* **Description of the task**
Tally how many lines hold the string "género". Your reply should be that number alone.

+ + + +

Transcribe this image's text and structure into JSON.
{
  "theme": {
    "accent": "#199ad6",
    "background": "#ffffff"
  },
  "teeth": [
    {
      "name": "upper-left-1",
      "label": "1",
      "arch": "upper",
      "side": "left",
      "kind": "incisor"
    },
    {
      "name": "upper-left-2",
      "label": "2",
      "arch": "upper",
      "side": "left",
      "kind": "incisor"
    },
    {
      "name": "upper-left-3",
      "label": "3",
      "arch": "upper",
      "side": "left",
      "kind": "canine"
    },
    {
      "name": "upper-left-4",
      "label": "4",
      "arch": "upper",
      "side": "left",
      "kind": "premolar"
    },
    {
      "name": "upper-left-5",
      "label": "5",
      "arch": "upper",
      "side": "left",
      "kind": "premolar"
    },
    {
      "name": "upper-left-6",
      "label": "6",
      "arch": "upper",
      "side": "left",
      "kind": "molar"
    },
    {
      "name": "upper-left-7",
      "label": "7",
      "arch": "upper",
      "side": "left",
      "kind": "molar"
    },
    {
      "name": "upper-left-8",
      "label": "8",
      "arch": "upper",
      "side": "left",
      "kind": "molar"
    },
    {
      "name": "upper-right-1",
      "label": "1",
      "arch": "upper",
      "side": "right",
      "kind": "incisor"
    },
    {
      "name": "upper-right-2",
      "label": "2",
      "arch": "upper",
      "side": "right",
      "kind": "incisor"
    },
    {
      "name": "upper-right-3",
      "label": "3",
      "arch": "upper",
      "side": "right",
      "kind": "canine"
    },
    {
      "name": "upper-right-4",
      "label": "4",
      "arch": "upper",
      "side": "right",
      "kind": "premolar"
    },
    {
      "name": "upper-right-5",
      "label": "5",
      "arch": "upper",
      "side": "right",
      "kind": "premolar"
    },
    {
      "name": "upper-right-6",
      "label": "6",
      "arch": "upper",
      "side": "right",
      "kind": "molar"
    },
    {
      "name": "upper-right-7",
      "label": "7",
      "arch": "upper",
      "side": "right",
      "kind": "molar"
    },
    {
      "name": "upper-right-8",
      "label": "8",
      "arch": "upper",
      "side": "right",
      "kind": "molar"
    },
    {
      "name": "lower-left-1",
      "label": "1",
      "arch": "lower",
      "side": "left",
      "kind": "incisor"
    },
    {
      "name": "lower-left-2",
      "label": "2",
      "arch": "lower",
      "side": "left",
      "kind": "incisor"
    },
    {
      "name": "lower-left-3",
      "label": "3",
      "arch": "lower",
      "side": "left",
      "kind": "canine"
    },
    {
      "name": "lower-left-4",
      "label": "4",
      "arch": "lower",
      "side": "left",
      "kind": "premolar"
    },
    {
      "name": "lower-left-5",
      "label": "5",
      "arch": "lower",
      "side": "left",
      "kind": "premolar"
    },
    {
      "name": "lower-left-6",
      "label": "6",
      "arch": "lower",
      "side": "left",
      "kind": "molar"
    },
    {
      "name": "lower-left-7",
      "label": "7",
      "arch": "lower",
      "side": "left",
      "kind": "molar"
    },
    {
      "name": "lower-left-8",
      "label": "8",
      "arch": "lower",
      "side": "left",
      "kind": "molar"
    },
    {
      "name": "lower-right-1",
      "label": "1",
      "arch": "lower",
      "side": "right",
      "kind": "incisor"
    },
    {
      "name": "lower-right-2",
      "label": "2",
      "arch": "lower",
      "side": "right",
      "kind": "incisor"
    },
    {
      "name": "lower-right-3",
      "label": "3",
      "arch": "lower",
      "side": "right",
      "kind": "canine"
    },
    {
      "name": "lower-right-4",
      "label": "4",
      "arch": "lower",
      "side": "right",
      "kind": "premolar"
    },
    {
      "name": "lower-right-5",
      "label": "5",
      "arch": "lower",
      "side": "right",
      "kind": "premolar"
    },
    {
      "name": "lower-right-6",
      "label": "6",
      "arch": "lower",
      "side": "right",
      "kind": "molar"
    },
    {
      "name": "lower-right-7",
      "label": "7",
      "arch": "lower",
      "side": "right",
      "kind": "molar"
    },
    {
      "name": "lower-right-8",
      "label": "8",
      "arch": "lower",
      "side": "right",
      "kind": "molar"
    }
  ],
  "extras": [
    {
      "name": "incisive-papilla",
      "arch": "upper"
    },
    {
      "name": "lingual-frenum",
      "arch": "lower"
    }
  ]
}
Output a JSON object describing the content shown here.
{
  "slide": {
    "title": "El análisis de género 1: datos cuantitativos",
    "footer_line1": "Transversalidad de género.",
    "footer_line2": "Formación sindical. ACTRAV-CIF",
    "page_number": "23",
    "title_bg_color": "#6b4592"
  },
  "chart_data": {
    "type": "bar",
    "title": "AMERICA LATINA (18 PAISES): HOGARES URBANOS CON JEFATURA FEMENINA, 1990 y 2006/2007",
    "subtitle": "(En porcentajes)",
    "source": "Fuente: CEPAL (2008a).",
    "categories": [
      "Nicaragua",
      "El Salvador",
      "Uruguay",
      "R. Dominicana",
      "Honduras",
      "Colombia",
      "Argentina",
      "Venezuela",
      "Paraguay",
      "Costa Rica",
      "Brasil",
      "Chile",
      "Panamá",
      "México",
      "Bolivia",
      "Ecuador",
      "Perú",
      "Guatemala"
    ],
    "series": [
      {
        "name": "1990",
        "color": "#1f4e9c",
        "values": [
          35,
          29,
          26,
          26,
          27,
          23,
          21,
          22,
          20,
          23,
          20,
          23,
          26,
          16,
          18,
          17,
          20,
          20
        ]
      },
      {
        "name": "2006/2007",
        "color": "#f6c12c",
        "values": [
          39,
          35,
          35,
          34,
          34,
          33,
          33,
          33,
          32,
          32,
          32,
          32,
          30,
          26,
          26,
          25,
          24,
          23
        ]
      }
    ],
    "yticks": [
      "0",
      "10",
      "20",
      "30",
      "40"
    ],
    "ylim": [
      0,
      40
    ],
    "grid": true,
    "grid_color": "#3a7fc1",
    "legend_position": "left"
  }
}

+ + + +

* **Correct answer**
2